Restate each line word for word. Leave out every picture.

======== MATERIAL SUPPLIED

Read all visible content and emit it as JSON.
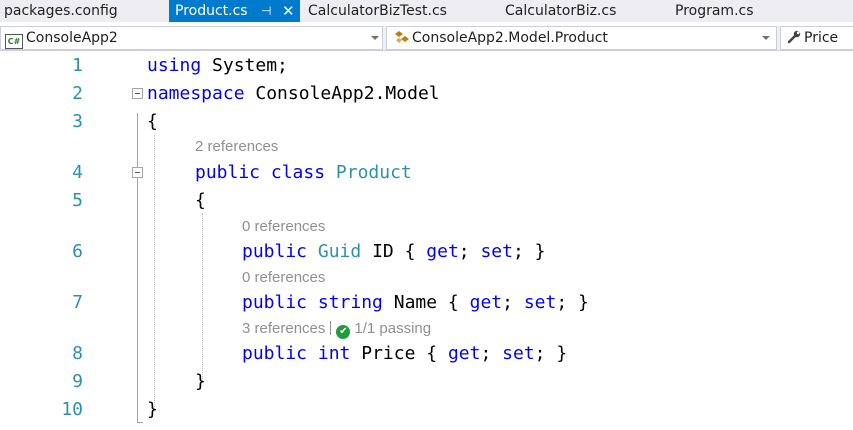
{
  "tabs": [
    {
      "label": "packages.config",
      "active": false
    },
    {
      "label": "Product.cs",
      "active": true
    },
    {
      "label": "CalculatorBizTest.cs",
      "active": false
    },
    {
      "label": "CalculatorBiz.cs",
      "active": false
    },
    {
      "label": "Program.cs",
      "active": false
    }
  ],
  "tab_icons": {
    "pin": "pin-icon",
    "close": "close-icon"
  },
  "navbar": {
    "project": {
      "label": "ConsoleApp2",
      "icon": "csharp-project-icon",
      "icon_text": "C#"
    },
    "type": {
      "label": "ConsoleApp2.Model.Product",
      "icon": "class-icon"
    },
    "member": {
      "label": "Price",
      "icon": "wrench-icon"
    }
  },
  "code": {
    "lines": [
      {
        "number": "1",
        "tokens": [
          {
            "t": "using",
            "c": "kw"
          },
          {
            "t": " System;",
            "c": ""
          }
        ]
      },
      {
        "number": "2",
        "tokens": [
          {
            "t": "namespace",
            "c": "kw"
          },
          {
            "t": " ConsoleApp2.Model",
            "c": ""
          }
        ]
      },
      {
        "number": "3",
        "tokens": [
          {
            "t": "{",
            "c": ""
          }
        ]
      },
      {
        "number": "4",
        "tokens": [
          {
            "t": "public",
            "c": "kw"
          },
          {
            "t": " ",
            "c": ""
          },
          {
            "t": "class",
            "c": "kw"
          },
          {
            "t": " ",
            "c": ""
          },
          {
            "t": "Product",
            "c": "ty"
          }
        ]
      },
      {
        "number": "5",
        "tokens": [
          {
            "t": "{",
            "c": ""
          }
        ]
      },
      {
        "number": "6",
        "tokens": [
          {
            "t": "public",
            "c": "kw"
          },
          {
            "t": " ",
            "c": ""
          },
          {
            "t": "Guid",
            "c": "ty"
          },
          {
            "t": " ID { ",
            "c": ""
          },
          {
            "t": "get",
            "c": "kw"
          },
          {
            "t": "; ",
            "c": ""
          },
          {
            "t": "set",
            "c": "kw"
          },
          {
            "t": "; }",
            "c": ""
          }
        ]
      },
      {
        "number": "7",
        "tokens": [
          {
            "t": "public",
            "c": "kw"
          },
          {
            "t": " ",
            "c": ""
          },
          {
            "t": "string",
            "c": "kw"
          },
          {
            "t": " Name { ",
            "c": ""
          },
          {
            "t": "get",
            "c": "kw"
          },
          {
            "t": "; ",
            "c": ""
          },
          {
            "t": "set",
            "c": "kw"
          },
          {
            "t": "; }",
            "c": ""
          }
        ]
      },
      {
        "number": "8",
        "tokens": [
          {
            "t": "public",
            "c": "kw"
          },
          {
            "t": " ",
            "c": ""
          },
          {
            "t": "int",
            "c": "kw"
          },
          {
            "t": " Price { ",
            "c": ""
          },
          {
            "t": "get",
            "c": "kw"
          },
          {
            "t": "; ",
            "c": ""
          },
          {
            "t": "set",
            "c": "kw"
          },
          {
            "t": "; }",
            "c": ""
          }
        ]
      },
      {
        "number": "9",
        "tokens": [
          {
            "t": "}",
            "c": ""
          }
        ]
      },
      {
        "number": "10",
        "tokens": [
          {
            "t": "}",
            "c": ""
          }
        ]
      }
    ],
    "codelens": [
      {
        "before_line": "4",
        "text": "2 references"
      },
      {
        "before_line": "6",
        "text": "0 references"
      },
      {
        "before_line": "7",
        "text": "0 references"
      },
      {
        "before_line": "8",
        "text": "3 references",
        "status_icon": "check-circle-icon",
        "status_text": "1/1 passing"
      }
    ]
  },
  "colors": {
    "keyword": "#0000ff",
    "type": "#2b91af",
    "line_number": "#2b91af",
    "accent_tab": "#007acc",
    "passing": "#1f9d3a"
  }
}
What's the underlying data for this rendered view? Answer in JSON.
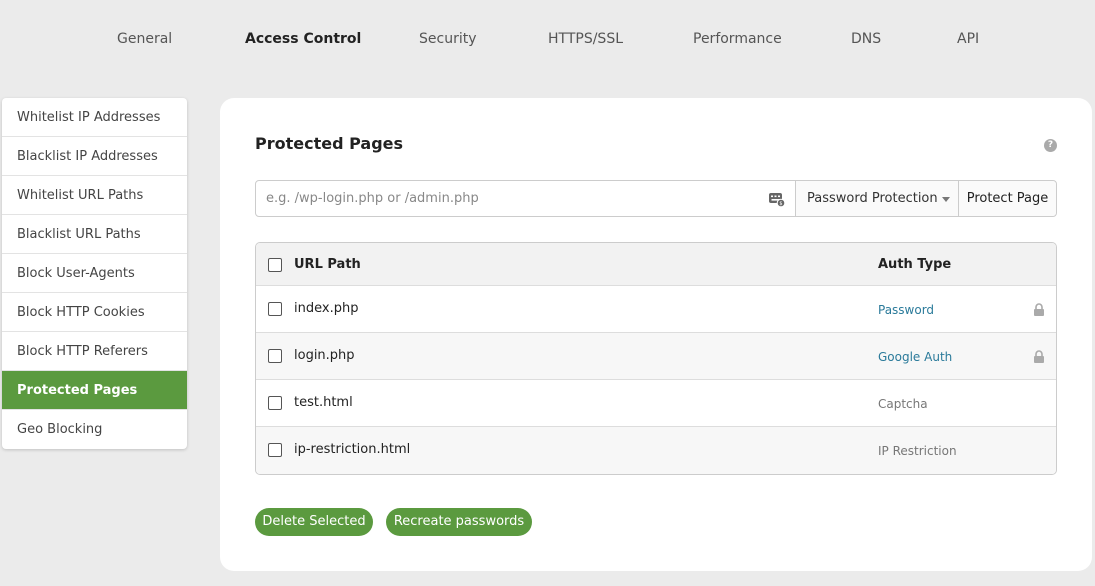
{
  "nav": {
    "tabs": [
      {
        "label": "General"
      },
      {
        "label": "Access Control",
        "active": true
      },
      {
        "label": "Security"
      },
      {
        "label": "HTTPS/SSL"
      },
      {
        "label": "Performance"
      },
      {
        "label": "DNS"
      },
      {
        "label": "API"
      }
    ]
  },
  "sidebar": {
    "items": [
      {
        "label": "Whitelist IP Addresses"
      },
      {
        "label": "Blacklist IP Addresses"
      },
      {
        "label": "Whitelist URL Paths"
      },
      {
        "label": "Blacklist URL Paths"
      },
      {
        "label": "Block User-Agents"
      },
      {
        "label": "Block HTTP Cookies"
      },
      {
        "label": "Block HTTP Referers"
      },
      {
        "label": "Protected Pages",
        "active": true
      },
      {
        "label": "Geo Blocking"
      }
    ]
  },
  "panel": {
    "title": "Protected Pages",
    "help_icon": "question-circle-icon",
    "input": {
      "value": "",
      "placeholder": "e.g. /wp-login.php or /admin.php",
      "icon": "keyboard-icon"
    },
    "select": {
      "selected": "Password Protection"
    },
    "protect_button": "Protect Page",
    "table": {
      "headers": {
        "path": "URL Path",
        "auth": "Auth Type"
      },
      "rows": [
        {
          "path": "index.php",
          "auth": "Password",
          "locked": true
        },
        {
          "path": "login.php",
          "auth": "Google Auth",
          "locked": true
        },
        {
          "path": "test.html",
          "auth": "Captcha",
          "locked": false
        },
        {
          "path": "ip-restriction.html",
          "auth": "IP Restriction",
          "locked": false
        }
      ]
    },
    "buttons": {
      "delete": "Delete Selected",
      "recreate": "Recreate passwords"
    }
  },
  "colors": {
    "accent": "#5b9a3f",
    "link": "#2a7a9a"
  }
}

================

FINISHED ANSWER:
Read all visible content and emit it as JSON.
{
  "tabs": [
    {
      "label": "packages.config",
      "active": false
    },
    {
      "label": "Product.cs",
      "active": true
    },
    {
      "label": "CalculatorBizTest.cs",
      "active": false
    },
    {
      "label": "CalculatorBiz.cs",
      "active": false
    },
    {
      "label": "Program.cs",
      "active": false
    }
  ],
  "tab_icons": {
    "pin": "pin-icon",
    "close": "close-icon"
  },
  "navbar": {
    "project": {
      "label": "ConsoleApp2",
      "icon": "csharp-project-icon",
      "icon_text": "C#"
    },
    "type": {
      "label": "ConsoleApp2.Model.Product",
      "icon": "class-icon"
    },
    "member": {
      "label": "Price",
      "icon": "wrench-icon"
    }
  },
  "code": {
    "lines": [
      {
        "number": "1",
        "tokens": [
          {
            "t": "using",
            "c": "kw"
          },
          {
            "t": " System;",
            "c": ""
          }
        ]
      },
      {
        "number": "2",
        "tokens": [
          {
            "t": "namespace",
            "c": "kw"
          },
          {
            "t": " ConsoleApp2.Model",
            "c": ""
          }
        ]
      },
      {
        "number": "3",
        "tokens": [
          {
            "t": "{",
            "c": ""
          }
        ]
      },
      {
        "number": "4",
        "tokens": [
          {
            "t": "public",
            "c": "kw"
          },
          {
            "t": " ",
            "c": ""
          },
          {
            "t": "class",
            "c": "kw"
          },
          {
            "t": " ",
            "c": ""
          },
          {
            "t": "Product",
            "c": "ty"
          }
        ]
      },
      {
        "number": "5",
        "tokens": [
          {
            "t": "{",
            "c": ""
          }
        ]
      },
      {
        "number": "6",
        "tokens": [
          {
            "t": "public",
            "c": "kw"
          },
          {
            "t": " ",
            "c": ""
          },
          {
            "t": "Guid",
            "c": "ty"
          },
          {
            "t": " ID { ",
            "c": ""
          },
          {
            "t": "get",
            "c": "kw"
          },
          {
            "t": "; ",
            "c": ""
          },
          {
            "t": "set",
            "c": "kw"
          },
          {
            "t": "; }",
            "c": ""
          }
        ]
      },
      {
        "number": "7",
        "tokens": [
          {
            "t": "public",
            "c": "kw"
          },
          {
            "t": " ",
            "c": ""
          },
          {
            "t": "string",
            "c": "kw"
          },
          {
            "t": " Name { ",
            "c": ""
          },
          {
            "t": "get",
            "c": "kw"
          },
          {
            "t": "; ",
            "c": ""
          },
          {
            "t": "set",
            "c": "kw"
          },
          {
            "t": "; }",
            "c": ""
          }
        ]
      },
      {
        "number": "8",
        "tokens": [
          {
            "t": "public",
            "c": "kw"
          },
          {
            "t": " ",
            "c": ""
          },
          {
            "t": "int",
            "c": "kw"
          },
          {
            "t": " Price { ",
            "c": ""
          },
          {
            "t": "get",
            "c": "kw"
          },
          {
            "t": "; ",
            "c": ""
          },
          {
            "t": "set",
            "c": "kw"
          },
          {
            "t": "; }",
            "c": ""
          }
        ]
      },
      {
        "number": "9",
        "tokens": [
          {
            "t": "}",
            "c": ""
          }
        ]
      },
      {
        "number": "10",
        "tokens": [
          {
            "t": "}",
            "c": ""
          }
        ]
      }
    ],
    "codelens": [
      {
        "before_line": "4",
        "text": "2 references"
      },
      {
        "before_line": "6",
        "text": "0 references"
      },
      {
        "before_line": "7",
        "text": "0 references"
      },
      {
        "before_line": "8",
        "text": "3 references",
        "status_icon": "check-circle-icon",
        "status_text": "1/1 passing"
      }
    ]
  },
  "colors": {
    "keyword": "#0000ff",
    "type": "#2b91af",
    "line_number": "#2b91af",
    "accent_tab": "#007acc",
    "passing": "#1f9d3a"
  }
}
What's the underlying data for this rendered view? Answer in JSON.
{
  "nav": {
    "tabs": [
      {
        "label": "General"
      },
      {
        "label": "Access Control",
        "active": true
      },
      {
        "label": "Security"
      },
      {
        "label": "HTTPS/SSL"
      },
      {
        "label": "Performance"
      },
      {
        "label": "DNS"
      },
      {
        "label": "API"
      }
    ]
  },
  "sidebar": {
    "items": [
      {
        "label": "Whitelist IP Addresses"
      },
      {
        "label": "Blacklist IP Addresses"
      },
      {
        "label": "Whitelist URL Paths"
      },
      {
        "label": "Blacklist URL Paths"
      },
      {
        "label": "Block User-Agents"
      },
      {
        "label": "Block HTTP Cookies"
      },
      {
        "label": "Block HTTP Referers"
      },
      {
        "label": "Protected Pages",
        "active": true
      },
      {
        "label": "Geo Blocking"
      }
    ]
  },
  "panel": {
    "title": "Protected Pages",
    "help_icon": "question-circle-icon",
    "input": {
      "value": "",
      "placeholder": "e.g. /wp-login.php or /admin.php",
      "icon": "keyboard-icon"
    },
    "select": {
      "selected": "Password Protection"
    },
    "protect_button": "Protect Page",
    "table": {
      "headers": {
        "path": "URL Path",
        "auth": "Auth Type"
      },
      "rows": [
        {
          "path": "index.php",
          "auth": "Password",
          "locked": true
        },
        {
          "path": "login.php",
          "auth": "Google Auth",
          "locked": true
        },
        {
          "path": "test.html",
          "auth": "Captcha",
          "locked": false
        },
        {
          "path": "ip-restriction.html",
          "auth": "IP Restriction",
          "locked": false
        }
      ]
    },
    "buttons": {
      "delete": "Delete Selected",
      "recreate": "Recreate passwords"
    }
  },
  "colors": {
    "accent": "#5b9a3f",
    "link": "#2a7a9a"
  }
}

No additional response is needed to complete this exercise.